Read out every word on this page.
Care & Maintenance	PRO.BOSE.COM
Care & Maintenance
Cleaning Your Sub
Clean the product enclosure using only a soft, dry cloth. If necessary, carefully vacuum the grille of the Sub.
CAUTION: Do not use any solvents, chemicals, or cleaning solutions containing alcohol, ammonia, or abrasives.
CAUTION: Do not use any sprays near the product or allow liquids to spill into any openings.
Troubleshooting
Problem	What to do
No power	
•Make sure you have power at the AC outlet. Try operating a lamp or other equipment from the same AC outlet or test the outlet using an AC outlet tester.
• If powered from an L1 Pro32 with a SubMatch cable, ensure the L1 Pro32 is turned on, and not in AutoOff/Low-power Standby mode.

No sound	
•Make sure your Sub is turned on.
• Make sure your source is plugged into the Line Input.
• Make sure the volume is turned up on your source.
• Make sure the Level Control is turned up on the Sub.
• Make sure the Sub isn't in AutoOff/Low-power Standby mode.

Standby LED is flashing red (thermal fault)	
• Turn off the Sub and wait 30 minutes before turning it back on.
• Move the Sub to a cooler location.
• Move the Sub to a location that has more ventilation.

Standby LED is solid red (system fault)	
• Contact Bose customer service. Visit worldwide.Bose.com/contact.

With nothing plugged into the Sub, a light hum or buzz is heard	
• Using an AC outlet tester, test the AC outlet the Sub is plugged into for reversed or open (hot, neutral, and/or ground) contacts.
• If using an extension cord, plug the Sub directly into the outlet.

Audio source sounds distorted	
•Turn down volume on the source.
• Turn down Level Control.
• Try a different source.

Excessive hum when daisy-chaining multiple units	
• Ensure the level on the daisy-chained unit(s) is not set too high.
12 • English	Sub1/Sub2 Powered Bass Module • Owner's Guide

§

- [Required work]: Transcribe all the entries, keeping each one exactly as it is.

- [Full answer]:
Read out every word on this page.
Care & Maintenance	PRO.BOSE.COM
Care & Maintenance
Cleaning Your Sub
Clean the product enclosure using only a soft, dry cloth. If necessary, carefully vacuum the grille of the Sub.
CAUTION: Do not use any solvents, chemicals, or cleaning solutions containing alcohol, ammonia, or abrasives.
CAUTION: Do not use any sprays near the product or allow liquids to spill into any openings.
Troubleshooting
Problem	What to do
No power	
•Make sure you have power at the AC outlet. Try operating a lamp or other equipment from the same AC outlet or test the outlet using an AC outlet tester.
• If powered from an L1 Pro32 with a SubMatch cable, ensure the L1 Pro32 is turned on, and not in AutoOff/Low-power Standby mode.

No sound	
•Make sure your Sub is turned on.
• Make sure your source is plugged into the Line Input.
• Make sure the volume is turned up on your source.
• Make sure the Level Control is turned up on the Sub.
• Make sure the Sub isn't in AutoOff/Low-power Standby mode.

Standby LED is flashing red (thermal fault)	
• Turn off the Sub and wait 30 minutes before turning it back on.
• Move the Sub to a cooler location.
• Move the Sub to a location that has more ventilation.

Standby LED is solid red (system fault)	
• Contact Bose customer service. Visit worldwide.Bose.com/contact.

With nothing plugged into the Sub, a light hum or buzz is heard	
• Using an AC outlet tester, test the AC outlet the Sub is plugged into for reversed or open (hot, neutral, and/or ground) contacts.
• If using an extension cord, plug the Sub directly into the outlet.

Audio source sounds distorted	
•Turn down volume on the source.
• Turn down Level Control.
• Try a different source.

Excessive hum when daisy-chaining multiple units	
• Ensure the level on the daisy-chained unit(s) is not set too high.
12 • English	Sub1/Sub2 Powered Bass Module • Owner's Guide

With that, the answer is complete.